[Recorded data]
▶

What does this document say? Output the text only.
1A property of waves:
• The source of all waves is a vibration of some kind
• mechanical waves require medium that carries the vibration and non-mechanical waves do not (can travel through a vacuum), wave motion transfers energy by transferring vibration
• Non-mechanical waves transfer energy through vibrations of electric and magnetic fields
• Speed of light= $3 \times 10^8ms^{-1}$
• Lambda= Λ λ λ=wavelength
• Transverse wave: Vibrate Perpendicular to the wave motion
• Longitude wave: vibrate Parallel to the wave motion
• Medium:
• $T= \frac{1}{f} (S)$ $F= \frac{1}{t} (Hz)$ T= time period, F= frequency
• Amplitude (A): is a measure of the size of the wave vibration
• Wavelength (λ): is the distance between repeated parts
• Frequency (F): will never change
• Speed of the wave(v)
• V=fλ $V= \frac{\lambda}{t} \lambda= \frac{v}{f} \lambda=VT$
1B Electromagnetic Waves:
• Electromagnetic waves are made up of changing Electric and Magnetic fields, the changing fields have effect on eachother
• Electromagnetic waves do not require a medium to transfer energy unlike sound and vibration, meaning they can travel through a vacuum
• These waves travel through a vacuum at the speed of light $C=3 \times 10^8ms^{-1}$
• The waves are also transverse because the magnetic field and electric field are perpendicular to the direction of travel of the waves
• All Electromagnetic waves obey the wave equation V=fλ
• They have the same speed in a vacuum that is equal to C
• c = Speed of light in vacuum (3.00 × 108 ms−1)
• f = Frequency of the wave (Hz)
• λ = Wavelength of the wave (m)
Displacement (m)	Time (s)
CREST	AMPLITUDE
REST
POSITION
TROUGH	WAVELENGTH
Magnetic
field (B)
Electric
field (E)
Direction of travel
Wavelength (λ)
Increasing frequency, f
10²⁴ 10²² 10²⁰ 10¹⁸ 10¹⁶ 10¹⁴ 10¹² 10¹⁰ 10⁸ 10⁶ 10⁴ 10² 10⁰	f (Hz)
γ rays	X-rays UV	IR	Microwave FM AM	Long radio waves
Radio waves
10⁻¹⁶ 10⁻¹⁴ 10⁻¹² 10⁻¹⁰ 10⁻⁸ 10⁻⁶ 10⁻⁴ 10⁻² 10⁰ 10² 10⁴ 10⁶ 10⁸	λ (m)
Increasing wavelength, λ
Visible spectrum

◀

[The task] From the listing above, extract all records word for word.

[Solution]
What does this document say? Output the text only.
1A property of waves:
• The source of all waves is a vibration of some kind
• mechanical waves require medium that carries the vibration and non-mechanical waves do not (can travel through a vacuum), wave motion transfers energy by transferring vibration
• Non-mechanical waves transfer energy through vibrations of electric and magnetic fields
• Speed of light= $3 \times 10^8ms^{-1}$
• Lambda= Λ λ λ=wavelength
• Transverse wave: Vibrate Perpendicular to the wave motion
• Longitude wave: vibrate Parallel to the wave motion
• Medium:
• $T= \frac{1}{f} (S)$ $F= \frac{1}{t} (Hz)$ T= time period, F= frequency
• Amplitude (A): is a measure of the size of the wave vibration
• Wavelength (λ): is the distance between repeated parts
• Frequency (F): will never change
• Speed of the wave(v)
• V=fλ $V= \frac{\lambda}{t} \lambda= \frac{v}{f} \lambda=VT$
1B Electromagnetic Waves:
• Electromagnetic waves are made up of changing Electric and Magnetic fields, the changing fields have effect on eachother
• Electromagnetic waves do not require a medium to transfer energy unlike sound and vibration, meaning they can travel through a vacuum
• These waves travel through a vacuum at the speed of light $C=3 \times 10^8ms^{-1}$
• The waves are also transverse because the magnetic field and electric field are perpendicular to the direction of travel of the waves
• All Electromagnetic waves obey the wave equation V=fλ
• They have the same speed in a vacuum that is equal to C
• c = Speed of light in vacuum (3.00 × 108 ms−1)
• f = Frequency of the wave (Hz)
• λ = Wavelength of the wave (m)
Displacement (m)	Time (s)
CREST	AMPLITUDE
REST
POSITION
TROUGH	WAVELENGTH
Magnetic
field (B)
Electric
field (E)
Direction of travel
Wavelength (λ)
Increasing frequency, f
10²⁴ 10²² 10²⁰ 10¹⁸ 10¹⁶ 10¹⁴ 10¹² 10¹⁰ 10⁸ 10⁶ 10⁴ 10² 10⁰	f (Hz)
γ rays	X-rays UV	IR	Microwave FM AM	Long radio waves
Radio waves
10⁻¹⁶ 10⁻¹⁴ 10⁻¹² 10⁻¹⁰ 10⁻⁸ 10⁻⁶ 10⁻⁴ 10⁻² 10⁰ 10² 10⁴ 10⁶ 10⁸	λ (m)
Increasing wavelength, λ
Visible spectrum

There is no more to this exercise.